[Extracted data entries]

— START —

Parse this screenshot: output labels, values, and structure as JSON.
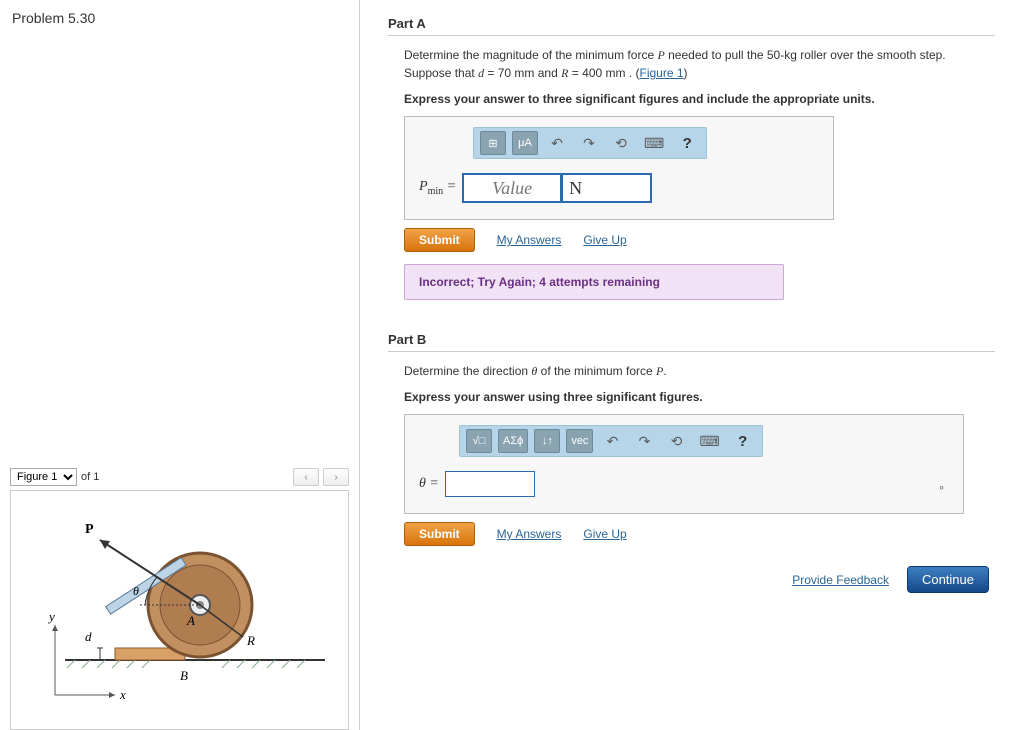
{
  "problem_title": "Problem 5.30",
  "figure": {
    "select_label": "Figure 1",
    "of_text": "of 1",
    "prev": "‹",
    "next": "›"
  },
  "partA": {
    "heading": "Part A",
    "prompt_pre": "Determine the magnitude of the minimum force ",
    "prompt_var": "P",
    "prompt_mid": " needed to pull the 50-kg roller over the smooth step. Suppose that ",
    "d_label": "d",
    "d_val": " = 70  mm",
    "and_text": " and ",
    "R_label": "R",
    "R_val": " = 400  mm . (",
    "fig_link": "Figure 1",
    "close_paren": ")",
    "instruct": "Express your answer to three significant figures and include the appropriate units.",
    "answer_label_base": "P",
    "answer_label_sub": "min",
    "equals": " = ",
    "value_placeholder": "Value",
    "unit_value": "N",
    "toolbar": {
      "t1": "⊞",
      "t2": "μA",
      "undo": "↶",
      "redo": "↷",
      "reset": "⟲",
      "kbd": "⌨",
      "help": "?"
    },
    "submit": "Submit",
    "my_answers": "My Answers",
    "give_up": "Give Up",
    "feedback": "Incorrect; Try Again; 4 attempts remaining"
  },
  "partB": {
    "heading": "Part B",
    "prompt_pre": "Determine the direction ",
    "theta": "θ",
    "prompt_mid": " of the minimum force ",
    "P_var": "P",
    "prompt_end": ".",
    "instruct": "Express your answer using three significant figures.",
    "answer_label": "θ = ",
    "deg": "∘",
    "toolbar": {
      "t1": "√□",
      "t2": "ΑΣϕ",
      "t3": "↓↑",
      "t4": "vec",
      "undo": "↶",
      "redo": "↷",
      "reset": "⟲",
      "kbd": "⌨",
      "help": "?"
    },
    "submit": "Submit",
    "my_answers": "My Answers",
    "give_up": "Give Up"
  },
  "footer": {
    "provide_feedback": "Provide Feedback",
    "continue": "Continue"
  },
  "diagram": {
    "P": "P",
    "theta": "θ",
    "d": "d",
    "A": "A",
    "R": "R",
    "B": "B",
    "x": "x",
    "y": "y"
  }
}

— END —
— START —

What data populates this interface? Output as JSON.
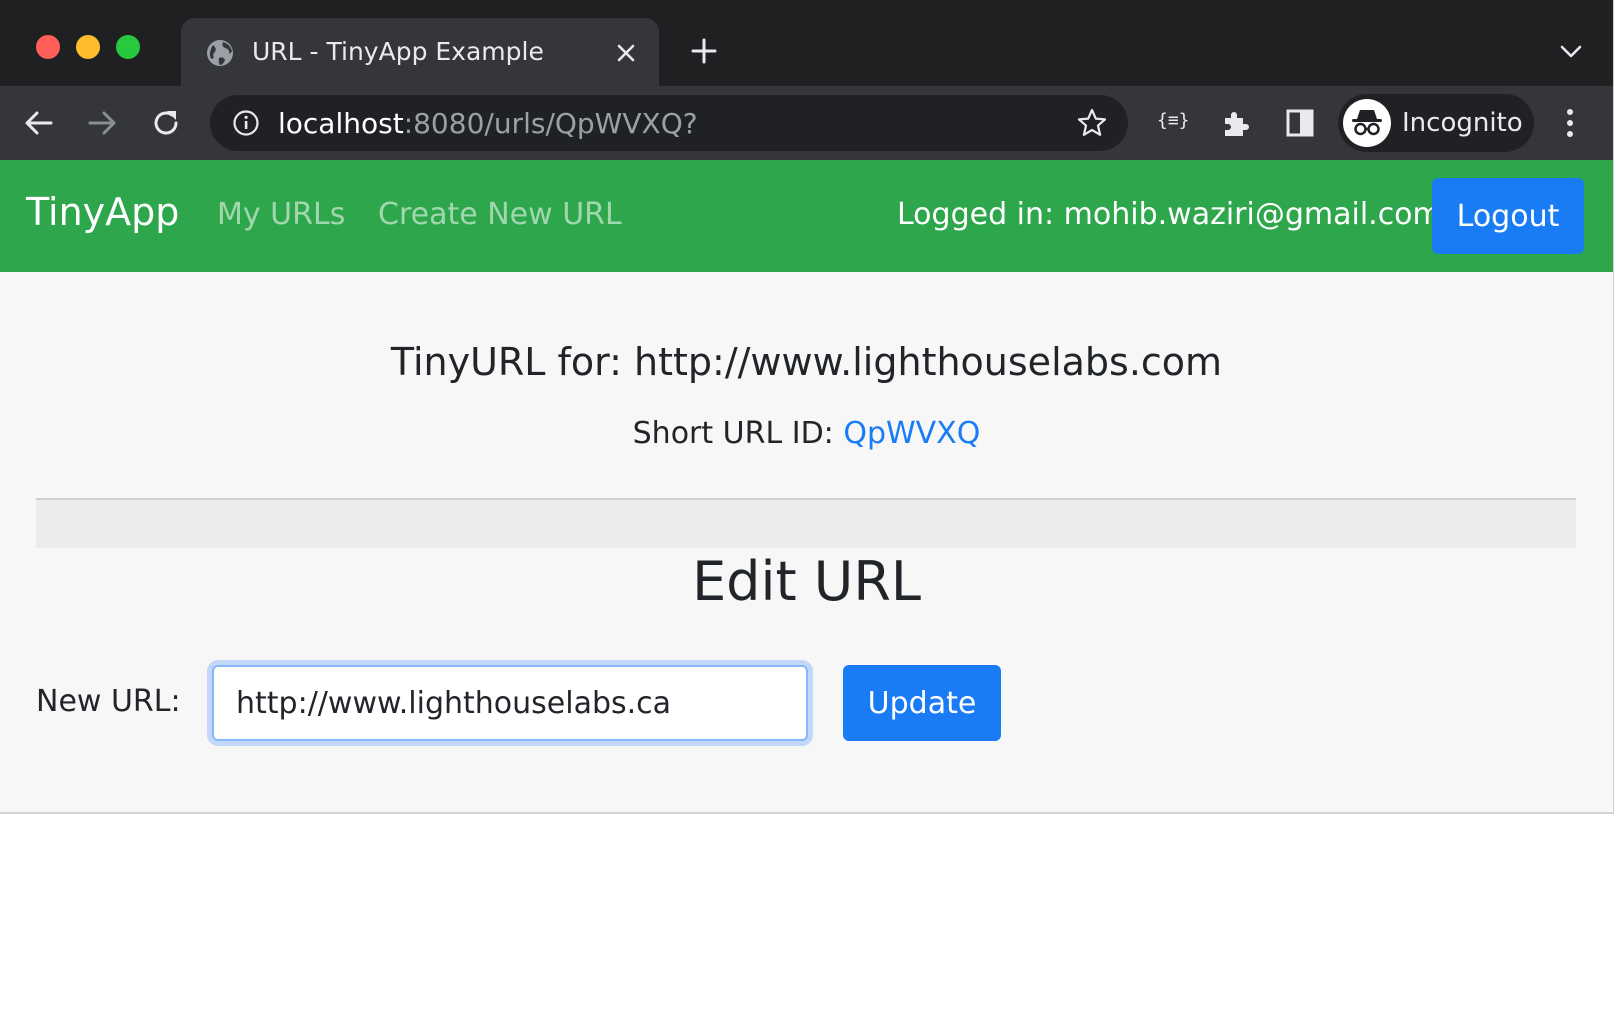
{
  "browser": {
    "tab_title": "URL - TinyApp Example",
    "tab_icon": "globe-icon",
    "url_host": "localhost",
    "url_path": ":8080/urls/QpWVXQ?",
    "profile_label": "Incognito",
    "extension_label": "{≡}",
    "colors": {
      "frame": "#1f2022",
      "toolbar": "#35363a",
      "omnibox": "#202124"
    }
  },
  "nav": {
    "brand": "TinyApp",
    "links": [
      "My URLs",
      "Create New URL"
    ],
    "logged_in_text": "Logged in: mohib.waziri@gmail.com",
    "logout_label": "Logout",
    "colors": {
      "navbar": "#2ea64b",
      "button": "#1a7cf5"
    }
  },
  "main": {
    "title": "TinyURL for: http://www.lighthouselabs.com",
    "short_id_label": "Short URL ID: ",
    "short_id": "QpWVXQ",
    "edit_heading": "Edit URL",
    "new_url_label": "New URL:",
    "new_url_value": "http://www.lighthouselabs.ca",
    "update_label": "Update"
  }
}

— END —

= TASK INSTRUCTIONS =
Extract, from the listing above, every line where the string "Express" occurs.

= RESPONSE BELOW =
    "instruct": "Express your answer to three significant figures and include the appropriate units.",
    "instruct": "Express your answer using three significant figures.",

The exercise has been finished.